• [GOAL OF THE EXERCISE] Keep the wording of each record exactly the same when you repeat it, and leave out pictures.

──────── MATERIAL SUPPLIED ────────

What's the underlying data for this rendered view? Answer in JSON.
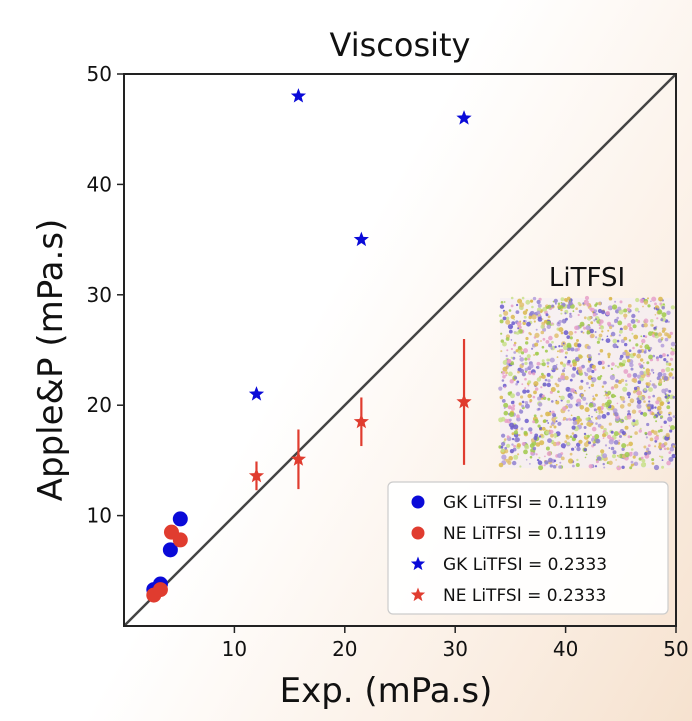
{
  "chart_data": {
    "type": "scatter",
    "title": "Viscosity",
    "xlabel": "Exp. (mPa.s)",
    "ylabel": "Apple&P (mPa.s)",
    "xlim": [
      0,
      50
    ],
    "ylim": [
      0,
      50
    ],
    "xticks": [
      10,
      20,
      30,
      40,
      50
    ],
    "yticks": [
      10,
      20,
      30,
      40,
      50
    ],
    "grid": false,
    "legend_position": "bottom-right",
    "diagonal_line": true,
    "inset_label": "LiTFSI",
    "series": [
      {
        "name": "GK LiTFSI = 0.1119",
        "marker": "circle",
        "color": "#0a0ad8",
        "points": [
          {
            "x": 2.7,
            "y": 3.3
          },
          {
            "x": 3.3,
            "y": 3.8
          },
          {
            "x": 4.2,
            "y": 6.9
          },
          {
            "x": 5.1,
            "y": 9.7
          }
        ]
      },
      {
        "name": "NE LiTFSI = 0.1119",
        "marker": "circle",
        "color": "#e03c2f",
        "points": [
          {
            "x": 2.7,
            "y": 2.8
          },
          {
            "x": 3.3,
            "y": 3.3
          },
          {
            "x": 4.3,
            "y": 8.5
          },
          {
            "x": 5.1,
            "y": 7.8
          }
        ]
      },
      {
        "name": "GK LiTFSI = 0.2333",
        "marker": "star",
        "color": "#0a0ad8",
        "points": [
          {
            "x": 12.0,
            "y": 21.0
          },
          {
            "x": 15.8,
            "y": 48.0
          },
          {
            "x": 21.5,
            "y": 35.0
          },
          {
            "x": 30.8,
            "y": 46.0
          }
        ]
      },
      {
        "name": "NE LiTFSI = 0.2333",
        "marker": "star",
        "color": "#e03c2f",
        "points": [
          {
            "x": 12.0,
            "y": 13.6,
            "err": 1.3
          },
          {
            "x": 15.8,
            "y": 15.1,
            "err": 2.7
          },
          {
            "x": 21.5,
            "y": 18.5,
            "err": 2.2
          },
          {
            "x": 30.8,
            "y": 20.3,
            "err": 5.7
          }
        ]
      }
    ]
  }
}
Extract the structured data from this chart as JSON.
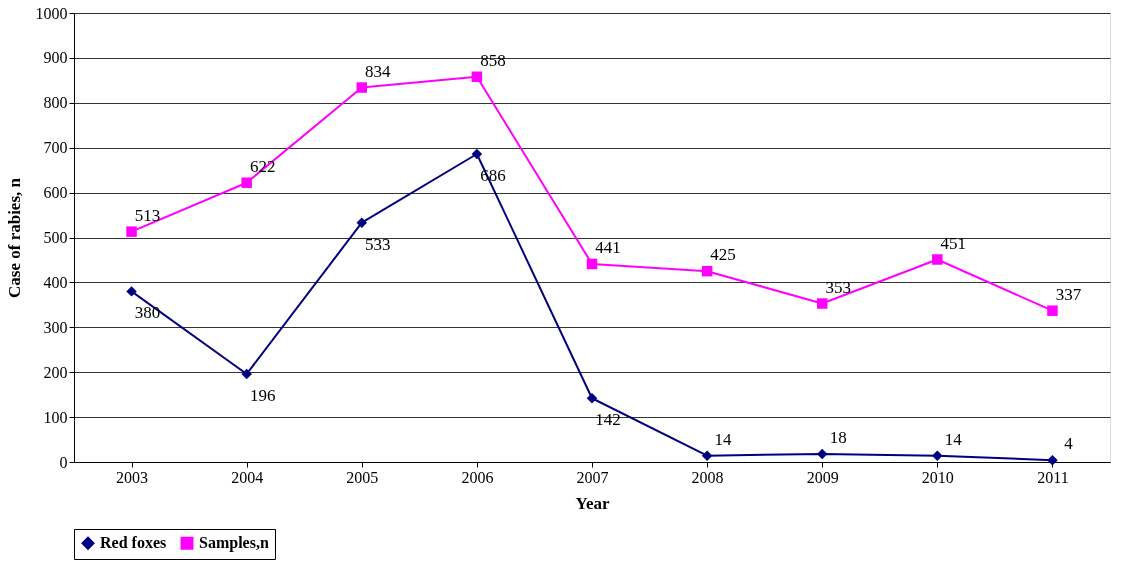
{
  "chart_data": {
    "type": "line",
    "xlabel": "Year",
    "ylabel": "Case of rabies, n",
    "categories": [
      "2003",
      "2004",
      "2005",
      "2006",
      "2007",
      "2008",
      "2009",
      "2010",
      "2011"
    ],
    "series": [
      {
        "name": "Red foxes",
        "color": "#000080",
        "marker": "diamond",
        "values": [
          380,
          196,
          533,
          686,
          142,
          14,
          18,
          14,
          4
        ]
      },
      {
        "name": "Samples,n",
        "color": "#ff00ff",
        "marker": "square",
        "values": [
          513,
          622,
          834,
          858,
          441,
          425,
          353,
          451,
          337
        ]
      }
    ],
    "ylim": [
      0,
      1000
    ],
    "yticks": [
      0,
      100,
      200,
      300,
      400,
      500,
      600,
      700,
      800,
      900,
      1000
    ],
    "grid": "y",
    "legend": "bottom",
    "data_labels": true
  }
}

────────

• [REPLY TO THE EXERCISE]
What's the underlying data for this rendered view? Answer in JSON.
{
  "chart_data": {
    "type": "scatter",
    "title": "Viscosity",
    "xlabel": "Exp. (mPa.s)",
    "ylabel": "Apple&P (mPa.s)",
    "xlim": [
      0,
      50
    ],
    "ylim": [
      0,
      50
    ],
    "xticks": [
      10,
      20,
      30,
      40,
      50
    ],
    "yticks": [
      10,
      20,
      30,
      40,
      50
    ],
    "grid": false,
    "legend_position": "bottom-right",
    "diagonal_line": true,
    "inset_label": "LiTFSI",
    "series": [
      {
        "name": "GK LiTFSI = 0.1119",
        "marker": "circle",
        "color": "#0a0ad8",
        "points": [
          {
            "x": 2.7,
            "y": 3.3
          },
          {
            "x": 3.3,
            "y": 3.8
          },
          {
            "x": 4.2,
            "y": 6.9
          },
          {
            "x": 5.1,
            "y": 9.7
          }
        ]
      },
      {
        "name": "NE LiTFSI = 0.1119",
        "marker": "circle",
        "color": "#e03c2f",
        "points": [
          {
            "x": 2.7,
            "y": 2.8
          },
          {
            "x": 3.3,
            "y": 3.3
          },
          {
            "x": 4.3,
            "y": 8.5
          },
          {
            "x": 5.1,
            "y": 7.8
          }
        ]
      },
      {
        "name": "GK LiTFSI = 0.2333",
        "marker": "star",
        "color": "#0a0ad8",
        "points": [
          {
            "x": 12.0,
            "y": 21.0
          },
          {
            "x": 15.8,
            "y": 48.0
          },
          {
            "x": 21.5,
            "y": 35.0
          },
          {
            "x": 30.8,
            "y": 46.0
          }
        ]
      },
      {
        "name": "NE LiTFSI = 0.2333",
        "marker": "star",
        "color": "#e03c2f",
        "points": [
          {
            "x": 12.0,
            "y": 13.6,
            "err": 1.3
          },
          {
            "x": 15.8,
            "y": 15.1,
            "err": 2.7
          },
          {
            "x": 21.5,
            "y": 18.5,
            "err": 2.2
          },
          {
            "x": 30.8,
            "y": 20.3,
            "err": 5.7
          }
        ]
      }
    ]
  }
}
Extract the structured data from this chart as JSON.
{
  "chart_data": {
    "type": "line",
    "xlabel": "Year",
    "ylabel": "Case of rabies, n",
    "categories": [
      "2003",
      "2004",
      "2005",
      "2006",
      "2007",
      "2008",
      "2009",
      "2010",
      "2011"
    ],
    "series": [
      {
        "name": "Red foxes",
        "color": "#000080",
        "marker": "diamond",
        "values": [
          380,
          196,
          533,
          686,
          142,
          14,
          18,
          14,
          4
        ]
      },
      {
        "name": "Samples,n",
        "color": "#ff00ff",
        "marker": "square",
        "values": [
          513,
          622,
          834,
          858,
          441,
          425,
          353,
          451,
          337
        ]
      }
    ],
    "ylim": [
      0,
      1000
    ],
    "yticks": [
      0,
      100,
      200,
      300,
      400,
      500,
      600,
      700,
      800,
      900,
      1000
    ],
    "grid": "y",
    "legend": "bottom",
    "data_labels": true
  }
}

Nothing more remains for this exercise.